-- Exercise objective --
In the listing below, change every instance of "Mountain Time" to "Central Time" and keep all other text the same.

______________________________

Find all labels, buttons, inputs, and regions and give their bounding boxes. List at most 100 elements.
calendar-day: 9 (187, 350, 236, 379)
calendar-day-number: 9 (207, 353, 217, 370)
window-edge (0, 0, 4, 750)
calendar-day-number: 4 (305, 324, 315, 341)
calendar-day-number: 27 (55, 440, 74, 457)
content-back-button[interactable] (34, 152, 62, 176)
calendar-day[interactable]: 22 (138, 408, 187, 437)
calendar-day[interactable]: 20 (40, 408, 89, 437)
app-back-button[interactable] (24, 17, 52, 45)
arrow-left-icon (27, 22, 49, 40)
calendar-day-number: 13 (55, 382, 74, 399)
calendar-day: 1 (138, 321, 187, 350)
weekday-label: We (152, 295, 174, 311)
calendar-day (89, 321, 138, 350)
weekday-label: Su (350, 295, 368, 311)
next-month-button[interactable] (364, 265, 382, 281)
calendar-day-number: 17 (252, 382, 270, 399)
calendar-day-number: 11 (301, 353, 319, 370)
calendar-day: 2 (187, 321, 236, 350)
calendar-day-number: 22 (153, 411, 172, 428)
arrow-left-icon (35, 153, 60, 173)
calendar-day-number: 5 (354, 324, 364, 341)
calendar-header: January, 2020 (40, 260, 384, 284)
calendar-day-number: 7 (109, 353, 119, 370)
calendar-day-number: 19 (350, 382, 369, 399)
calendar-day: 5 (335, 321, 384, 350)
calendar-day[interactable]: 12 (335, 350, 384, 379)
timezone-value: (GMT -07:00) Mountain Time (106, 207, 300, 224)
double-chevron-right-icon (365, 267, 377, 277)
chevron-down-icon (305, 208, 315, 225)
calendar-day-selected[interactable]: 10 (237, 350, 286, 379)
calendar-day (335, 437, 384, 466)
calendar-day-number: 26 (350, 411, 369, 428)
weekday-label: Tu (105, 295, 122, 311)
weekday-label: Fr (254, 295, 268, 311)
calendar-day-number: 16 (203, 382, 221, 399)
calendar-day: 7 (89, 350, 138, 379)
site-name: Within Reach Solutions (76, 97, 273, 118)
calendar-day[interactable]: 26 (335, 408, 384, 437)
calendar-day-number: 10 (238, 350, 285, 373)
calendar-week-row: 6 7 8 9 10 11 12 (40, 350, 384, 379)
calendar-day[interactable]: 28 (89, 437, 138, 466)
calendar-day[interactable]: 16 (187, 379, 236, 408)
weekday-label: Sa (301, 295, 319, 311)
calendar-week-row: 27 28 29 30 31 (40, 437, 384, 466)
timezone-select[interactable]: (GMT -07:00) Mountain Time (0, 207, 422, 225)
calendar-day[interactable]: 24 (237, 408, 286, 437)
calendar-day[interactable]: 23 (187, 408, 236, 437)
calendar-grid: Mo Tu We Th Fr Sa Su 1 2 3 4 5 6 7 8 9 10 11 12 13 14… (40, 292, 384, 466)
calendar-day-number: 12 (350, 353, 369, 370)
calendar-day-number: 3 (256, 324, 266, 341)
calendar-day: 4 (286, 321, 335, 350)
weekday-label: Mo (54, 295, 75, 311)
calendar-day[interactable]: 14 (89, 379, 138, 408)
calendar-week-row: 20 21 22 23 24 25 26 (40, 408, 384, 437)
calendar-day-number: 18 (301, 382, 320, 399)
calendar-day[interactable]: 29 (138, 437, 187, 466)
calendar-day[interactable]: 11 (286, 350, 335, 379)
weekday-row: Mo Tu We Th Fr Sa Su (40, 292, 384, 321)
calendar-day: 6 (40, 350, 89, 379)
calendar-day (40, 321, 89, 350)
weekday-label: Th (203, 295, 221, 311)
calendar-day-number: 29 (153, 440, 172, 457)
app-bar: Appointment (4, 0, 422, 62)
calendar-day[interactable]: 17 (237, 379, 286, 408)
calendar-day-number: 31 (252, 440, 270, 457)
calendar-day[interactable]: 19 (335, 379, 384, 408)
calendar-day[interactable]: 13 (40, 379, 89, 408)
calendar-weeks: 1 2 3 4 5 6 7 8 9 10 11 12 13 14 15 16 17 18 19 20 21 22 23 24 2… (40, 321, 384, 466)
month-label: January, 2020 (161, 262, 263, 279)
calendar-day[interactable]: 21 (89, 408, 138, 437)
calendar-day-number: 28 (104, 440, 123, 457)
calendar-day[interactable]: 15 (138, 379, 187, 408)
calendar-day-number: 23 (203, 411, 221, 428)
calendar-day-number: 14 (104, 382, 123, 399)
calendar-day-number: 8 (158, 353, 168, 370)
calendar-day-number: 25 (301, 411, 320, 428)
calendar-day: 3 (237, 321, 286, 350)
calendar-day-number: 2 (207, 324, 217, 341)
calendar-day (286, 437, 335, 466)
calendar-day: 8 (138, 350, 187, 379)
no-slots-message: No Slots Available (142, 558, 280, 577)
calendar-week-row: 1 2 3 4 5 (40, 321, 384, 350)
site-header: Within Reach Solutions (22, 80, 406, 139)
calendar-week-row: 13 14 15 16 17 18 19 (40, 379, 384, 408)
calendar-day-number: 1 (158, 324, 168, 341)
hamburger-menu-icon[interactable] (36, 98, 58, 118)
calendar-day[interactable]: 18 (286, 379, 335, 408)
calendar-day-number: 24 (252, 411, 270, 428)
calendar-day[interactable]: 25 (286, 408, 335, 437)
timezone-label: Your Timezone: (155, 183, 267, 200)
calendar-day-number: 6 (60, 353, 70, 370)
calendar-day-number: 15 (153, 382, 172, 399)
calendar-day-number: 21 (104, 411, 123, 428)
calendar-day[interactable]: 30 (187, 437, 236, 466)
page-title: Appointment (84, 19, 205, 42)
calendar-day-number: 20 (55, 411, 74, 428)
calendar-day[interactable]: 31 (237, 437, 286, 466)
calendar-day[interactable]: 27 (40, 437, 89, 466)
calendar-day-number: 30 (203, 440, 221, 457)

______________________________

-- The output --
Find all labels, buttons, inputs, and regions and give their bounding boxes. List at most 100 elements.
calendar-day: 9 (187, 350, 236, 379)
calendar-day-number: 9 (207, 353, 217, 370)
window-edge (0, 0, 4, 750)
calendar-day-number: 4 (305, 324, 315, 341)
calendar-day-number: 27 (55, 440, 74, 457)
content-back-button[interactable] (34, 152, 62, 176)
calendar-day[interactable]: 22 (138, 408, 187, 437)
calendar-day[interactable]: 20 (40, 408, 89, 437)
app-back-button[interactable] (24, 17, 52, 45)
arrow-left-icon (27, 22, 49, 40)
calendar-day-number: 13 (55, 382, 74, 399)
calendar-day: 1 (138, 321, 187, 350)
weekday-label: We (152, 295, 174, 311)
calendar-day (89, 321, 138, 350)
weekday-label: Su (350, 295, 368, 311)
next-month-button[interactable] (364, 265, 382, 281)
calendar-day-number: 17 (252, 382, 270, 399)
calendar-day-number: 11 (301, 353, 319, 370)
calendar-day: 2 (187, 321, 236, 350)
calendar-day-number: 22 (153, 411, 172, 428)
arrow-left-icon (35, 153, 60, 173)
calendar-day-number: 5 (354, 324, 364, 341)
calendar-header: January, 2020 (40, 260, 384, 284)
calendar-day-number: 7 (109, 353, 119, 370)
calendar-day-number: 19 (350, 382, 369, 399)
calendar-day: 5 (335, 321, 384, 350)
calendar-day[interactable]: 12 (335, 350, 384, 379)
timezone-value: (GMT -07:00) Central Time (106, 207, 300, 224)
double-chevron-right-icon (365, 267, 377, 277)
chevron-down-icon (305, 208, 315, 225)
calendar-day-selected[interactable]: 10 (237, 350, 286, 379)
calendar-day (335, 437, 384, 466)
calendar-day-number: 26 (350, 411, 369, 428)
weekday-label: Tu (105, 295, 122, 311)
weekday-label: Fr (254, 295, 268, 311)
calendar-day-number: 16 (203, 382, 221, 399)
calendar-day: 7 (89, 350, 138, 379)
site-name: Within Reach Solutions (76, 97, 273, 118)
calendar-day[interactable]: 26 (335, 408, 384, 437)
calendar-day-number: 10 (238, 350, 285, 373)
calendar-week-row: 6 7 8 9 10 11 12 (40, 350, 384, 379)
calendar-day[interactable]: 28 (89, 437, 138, 466)
calendar-day[interactable]: 16 (187, 379, 236, 408)
weekday-label: Sa (301, 295, 319, 311)
calendar-week-row: 27 28 29 30 31 (40, 437, 384, 466)
timezone-select[interactable]: (GMT -07:00) Central Time (0, 207, 422, 225)
calendar-day[interactable]: 24 (237, 408, 286, 437)
calendar-day[interactable]: 23 (187, 408, 236, 437)
calendar-grid: Mo Tu We Th Fr Sa Su 1 2 3 4 5 6 7 8 9 10 11 12 13 14… (40, 292, 384, 466)
calendar-day-number: 12 (350, 353, 369, 370)
calendar-day-number: 3 (256, 324, 266, 341)
calendar-day: 4 (286, 321, 335, 350)
weekday-label: Mo (54, 295, 75, 311)
calendar-day[interactable]: 14 (89, 379, 138, 408)
calendar-week-row: 20 21 22 23 24 25 26 (40, 408, 384, 437)
calendar-day-number: 18 (301, 382, 320, 399)
calendar-day[interactable]: 29 (138, 437, 187, 466)
calendar-day[interactable]: 11 (286, 350, 335, 379)
weekday-row: Mo Tu We Th Fr Sa Su (40, 292, 384, 321)
calendar-day: 6 (40, 350, 89, 379)
calendar-day (40, 321, 89, 350)
weekday-label: Th (203, 295, 221, 311)
calendar-day-number: 29 (153, 440, 172, 457)
app-bar: Appointment (4, 0, 422, 62)
calendar-day[interactable]: 17 (237, 379, 286, 408)
calendar-day-number: 31 (252, 440, 270, 457)
calendar-day[interactable]: 19 (335, 379, 384, 408)
calendar-day[interactable]: 13 (40, 379, 89, 408)
calendar-weeks: 1 2 3 4 5 6 7 8 9 10 11 12 13 14 15 16 17 18 19 20 21 22 23 24 2… (40, 321, 384, 466)
month-label: January, 2020 (161, 262, 263, 279)
calendar-day[interactable]: 21 (89, 408, 138, 437)
calendar-day-number: 28 (104, 440, 123, 457)
calendar-day[interactable]: 15 (138, 379, 187, 408)
calendar-day-number: 23 (203, 411, 221, 428)
calendar-day-number: 14 (104, 382, 123, 399)
calendar-day-number: 8 (158, 353, 168, 370)
calendar-day-number: 25 (301, 411, 320, 428)
calendar-day: 3 (237, 321, 286, 350)
calendar-day-number: 2 (207, 324, 217, 341)
calendar-day (286, 437, 335, 466)
calendar-day: 8 (138, 350, 187, 379)
no-slots-message: No Slots Available (142, 558, 280, 577)
calendar-week-row: 1 2 3 4 5 (40, 321, 384, 350)
site-header: Within Reach Solutions (22, 80, 406, 139)
calendar-week-row: 13 14 15 16 17 18 19 (40, 379, 384, 408)
calendar-day-number: 1 (158, 324, 168, 341)
hamburger-menu-icon[interactable] (36, 98, 58, 118)
calendar-day[interactable]: 18 (286, 379, 335, 408)
calendar-day-number: 24 (252, 411, 270, 428)
calendar-day[interactable]: 25 (286, 408, 335, 437)
timezone-label: Your Timezone: (155, 183, 267, 200)
calendar-day-number: 6 (60, 353, 70, 370)
calendar-day-number: 15 (153, 382, 172, 399)
calendar-day-number: 21 (104, 411, 123, 428)
calendar-day[interactable]: 30 (187, 437, 236, 466)
page-title: Appointment (84, 19, 205, 42)
calendar-day-number: 20 (55, 411, 74, 428)
calendar-day[interactable]: 31 (237, 437, 286, 466)
calendar-day[interactable]: 27 (40, 437, 89, 466)
calendar-day-number: 30 (203, 440, 221, 457)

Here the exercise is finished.